Record excerpts:
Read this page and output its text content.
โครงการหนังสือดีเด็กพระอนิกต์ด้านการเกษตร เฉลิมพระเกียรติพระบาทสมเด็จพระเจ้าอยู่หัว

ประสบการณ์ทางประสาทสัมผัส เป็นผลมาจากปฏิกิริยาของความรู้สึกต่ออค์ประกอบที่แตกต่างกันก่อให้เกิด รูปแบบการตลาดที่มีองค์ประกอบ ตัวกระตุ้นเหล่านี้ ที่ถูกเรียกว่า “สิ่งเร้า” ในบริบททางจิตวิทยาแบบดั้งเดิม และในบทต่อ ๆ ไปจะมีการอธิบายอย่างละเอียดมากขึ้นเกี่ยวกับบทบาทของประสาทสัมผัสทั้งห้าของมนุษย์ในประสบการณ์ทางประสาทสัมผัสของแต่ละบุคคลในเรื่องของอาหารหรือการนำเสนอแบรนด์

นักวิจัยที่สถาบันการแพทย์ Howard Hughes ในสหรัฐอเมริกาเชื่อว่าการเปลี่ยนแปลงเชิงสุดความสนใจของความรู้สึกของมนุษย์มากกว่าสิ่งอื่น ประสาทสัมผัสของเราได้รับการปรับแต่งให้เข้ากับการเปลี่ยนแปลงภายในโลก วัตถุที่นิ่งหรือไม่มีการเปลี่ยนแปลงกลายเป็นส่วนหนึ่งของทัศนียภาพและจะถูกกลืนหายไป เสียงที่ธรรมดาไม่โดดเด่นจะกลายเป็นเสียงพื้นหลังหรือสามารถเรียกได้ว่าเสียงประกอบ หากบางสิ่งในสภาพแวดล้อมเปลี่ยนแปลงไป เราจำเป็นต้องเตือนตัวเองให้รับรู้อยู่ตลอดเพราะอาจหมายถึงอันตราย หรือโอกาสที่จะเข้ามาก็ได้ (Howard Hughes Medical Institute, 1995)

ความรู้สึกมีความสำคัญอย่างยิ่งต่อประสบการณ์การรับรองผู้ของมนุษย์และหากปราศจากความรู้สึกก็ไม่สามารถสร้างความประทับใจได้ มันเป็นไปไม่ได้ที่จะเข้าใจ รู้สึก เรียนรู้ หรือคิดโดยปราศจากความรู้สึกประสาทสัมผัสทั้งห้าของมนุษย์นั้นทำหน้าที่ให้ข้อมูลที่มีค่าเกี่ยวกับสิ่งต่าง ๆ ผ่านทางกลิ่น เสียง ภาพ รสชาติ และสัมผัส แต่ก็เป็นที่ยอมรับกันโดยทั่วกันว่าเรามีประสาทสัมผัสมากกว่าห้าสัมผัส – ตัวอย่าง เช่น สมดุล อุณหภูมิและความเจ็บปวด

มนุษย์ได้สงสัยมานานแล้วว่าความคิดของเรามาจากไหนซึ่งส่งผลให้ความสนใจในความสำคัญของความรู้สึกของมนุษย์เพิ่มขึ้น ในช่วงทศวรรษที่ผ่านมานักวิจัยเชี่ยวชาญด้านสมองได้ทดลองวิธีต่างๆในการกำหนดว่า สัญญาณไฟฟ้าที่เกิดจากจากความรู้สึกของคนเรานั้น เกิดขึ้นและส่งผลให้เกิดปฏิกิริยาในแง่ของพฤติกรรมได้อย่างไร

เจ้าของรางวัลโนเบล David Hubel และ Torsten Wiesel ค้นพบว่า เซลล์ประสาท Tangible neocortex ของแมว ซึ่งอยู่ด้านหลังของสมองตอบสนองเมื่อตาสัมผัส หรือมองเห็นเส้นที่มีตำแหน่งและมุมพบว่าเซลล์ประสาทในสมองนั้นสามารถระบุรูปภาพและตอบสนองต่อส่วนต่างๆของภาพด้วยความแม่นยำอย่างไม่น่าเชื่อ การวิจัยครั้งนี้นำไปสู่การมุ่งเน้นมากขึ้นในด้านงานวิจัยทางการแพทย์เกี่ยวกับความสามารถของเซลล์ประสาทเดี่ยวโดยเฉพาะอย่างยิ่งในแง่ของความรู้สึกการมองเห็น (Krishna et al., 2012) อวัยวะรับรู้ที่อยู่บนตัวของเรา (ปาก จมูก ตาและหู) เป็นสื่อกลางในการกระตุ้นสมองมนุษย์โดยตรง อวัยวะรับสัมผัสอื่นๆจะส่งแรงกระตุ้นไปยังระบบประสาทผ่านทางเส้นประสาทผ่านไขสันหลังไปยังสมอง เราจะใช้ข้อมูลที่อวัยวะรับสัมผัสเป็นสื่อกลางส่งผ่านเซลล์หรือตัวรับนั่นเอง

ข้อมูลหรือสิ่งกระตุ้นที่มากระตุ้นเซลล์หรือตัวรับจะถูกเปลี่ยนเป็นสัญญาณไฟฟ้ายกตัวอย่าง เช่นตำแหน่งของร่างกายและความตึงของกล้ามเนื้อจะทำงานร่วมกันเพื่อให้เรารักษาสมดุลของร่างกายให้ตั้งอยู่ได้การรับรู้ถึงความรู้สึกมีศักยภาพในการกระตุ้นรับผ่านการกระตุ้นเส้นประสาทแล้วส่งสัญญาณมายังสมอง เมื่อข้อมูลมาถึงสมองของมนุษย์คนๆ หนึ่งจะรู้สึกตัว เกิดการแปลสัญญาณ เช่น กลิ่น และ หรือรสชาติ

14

Direction: Each entry above is to be quoted exactly.

Answer to the task:
Read this page and output its text content.
โครงการหนังสือดีเด็กพระอนิกต์ด้านการเกษตร เฉลิมพระเกียรติพระบาทสมเด็จพระเจ้าอยู่หัว

ประสบการณ์ทางประสาทสัมผัส เป็นผลมาจากปฏิกิริยาของความรู้สึกต่ออค์ประกอบที่แตกต่างกันก่อให้เกิด รูปแบบการตลาดที่มีองค์ประกอบ ตัวกระตุ้นเหล่านี้ ที่ถูกเรียกว่า “สิ่งเร้า” ในบริบททางจิตวิทยาแบบดั้งเดิม และในบทต่อ ๆ ไปจะมีการอธิบายอย่างละเอียดมากขึ้นเกี่ยวกับบทบาทของประสาทสัมผัสทั้งห้าของมนุษย์ในประสบการณ์ทางประสาทสัมผัสของแต่ละบุคคลในเรื่องของอาหารหรือการนำเสนอแบรนด์

นักวิจัยที่สถาบันการแพทย์ Howard Hughes ในสหรัฐอเมริกาเชื่อว่าการเปลี่ยนแปลงเชิงสุดความสนใจของความรู้สึกของมนุษย์มากกว่าสิ่งอื่น ประสาทสัมผัสของเราได้รับการปรับแต่งให้เข้ากับการเปลี่ยนแปลงภายในโลก วัตถุที่นิ่งหรือไม่มีการเปลี่ยนแปลงกลายเป็นส่วนหนึ่งของทัศนียภาพและจะถูกกลืนหายไป เสียงที่ธรรมดาไม่โดดเด่นจะกลายเป็นเสียงพื้นหลังหรือสามารถเรียกได้ว่าเสียงประกอบ หากบางสิ่งในสภาพแวดล้อมเปลี่ยนแปลงไป เราจำเป็นต้องเตือนตัวเองให้รับรู้อยู่ตลอดเพราะอาจหมายถึงอันตราย หรือโอกาสที่จะเข้ามาก็ได้ (Howard Hughes Medical Institute, 1995)

ความรู้สึกมีความสำคัญอย่างยิ่งต่อประสบการณ์การรับรองผู้ของมนุษย์และหากปราศจากความรู้สึกก็ไม่สามารถสร้างความประทับใจได้ มันเป็นไปไม่ได้ที่จะเข้าใจ รู้สึก เรียนรู้ หรือคิดโดยปราศจากความรู้สึกประสาทสัมผัสทั้งห้าของมนุษย์นั้นทำหน้าที่ให้ข้อมูลที่มีค่าเกี่ยวกับสิ่งต่าง ๆ ผ่านทางกลิ่น เสียง ภาพ รสชาติ และสัมผัส แต่ก็เป็นที่ยอมรับกันโดยทั่วกันว่าเรามีประสาทสัมผัสมากกว่าห้าสัมผัส – ตัวอย่าง เช่น สมดุล อุณหภูมิและความเจ็บปวด

มนุษย์ได้สงสัยมานานแล้วว่าความคิดของเรามาจากไหนซึ่งส่งผลให้ความสนใจในความสำคัญของความรู้สึกของมนุษย์เพิ่มขึ้น ในช่วงทศวรรษที่ผ่านมานักวิจัยเชี่ยวชาญด้านสมองได้ทดลองวิธีต่างๆในการกำหนดว่า สัญญาณไฟฟ้าที่เกิดจากจากความรู้สึกของคนเรานั้น เกิดขึ้นและส่งผลให้เกิดปฏิกิริยาในแง่ของพฤติกรรมได้อย่างไร

เจ้าของรางวัลโนเบล David Hubel และ Torsten Wiesel ค้นพบว่า เซลล์ประสาท Tangible neocortex ของแมว ซึ่งอยู่ด้านหลังของสมองตอบสนองเมื่อตาสัมผัส หรือมองเห็นเส้นที่มีตำแหน่งและมุมพบว่าเซลล์ประสาทในสมองนั้นสามารถระบุรูปภาพและตอบสนองต่อส่วนต่างๆของภาพด้วยความแม่นยำอย่างไม่น่าเชื่อ การวิจัยครั้งนี้นำไปสู่การมุ่งเน้นมากขึ้นในด้านงานวิจัยทางการแพทย์เกี่ยวกับความสามารถของเซลล์ประสาทเดี่ยวโดยเฉพาะอย่างยิ่งในแง่ของความรู้สึกการมองเห็น (Krishna et al., 2012) อวัยวะรับรู้ที่อยู่บนตัวของเรา (ปาก จมูก ตาและหู) เป็นสื่อกลางในการกระตุ้นสมองมนุษย์โดยตรง อวัยวะรับสัมผัสอื่นๆจะส่งแรงกระตุ้นไปยังระบบประสาทผ่านทางเส้นประสาทผ่านไขสันหลังไปยังสมอง เราจะใช้ข้อมูลที่อวัยวะรับสัมผัสเป็นสื่อกลางส่งผ่านเซลล์หรือตัวรับนั่นเอง

ข้อมูลหรือสิ่งกระตุ้นที่มากระตุ้นเซลล์หรือตัวรับจะถูกเปลี่ยนเป็นสัญญาณไฟฟ้ายกตัวอย่าง เช่นตำแหน่งของร่างกายและความตึงของกล้ามเนื้อจะทำงานร่วมกันเพื่อให้เรารักษาสมดุลของร่างกายให้ตั้งอยู่ได้การรับรู้ถึงความรู้สึกมีศักยภาพในการกระตุ้นรับผ่านการกระตุ้นเส้นประสาทแล้วส่งสัญญาณมายังสมอง เมื่อข้อมูลมาถึงสมองของมนุษย์คนๆ หนึ่งจะรู้สึกตัว เกิดการแปลสัญญาณ เช่น กลิ่น และ หรือรสชาติ

14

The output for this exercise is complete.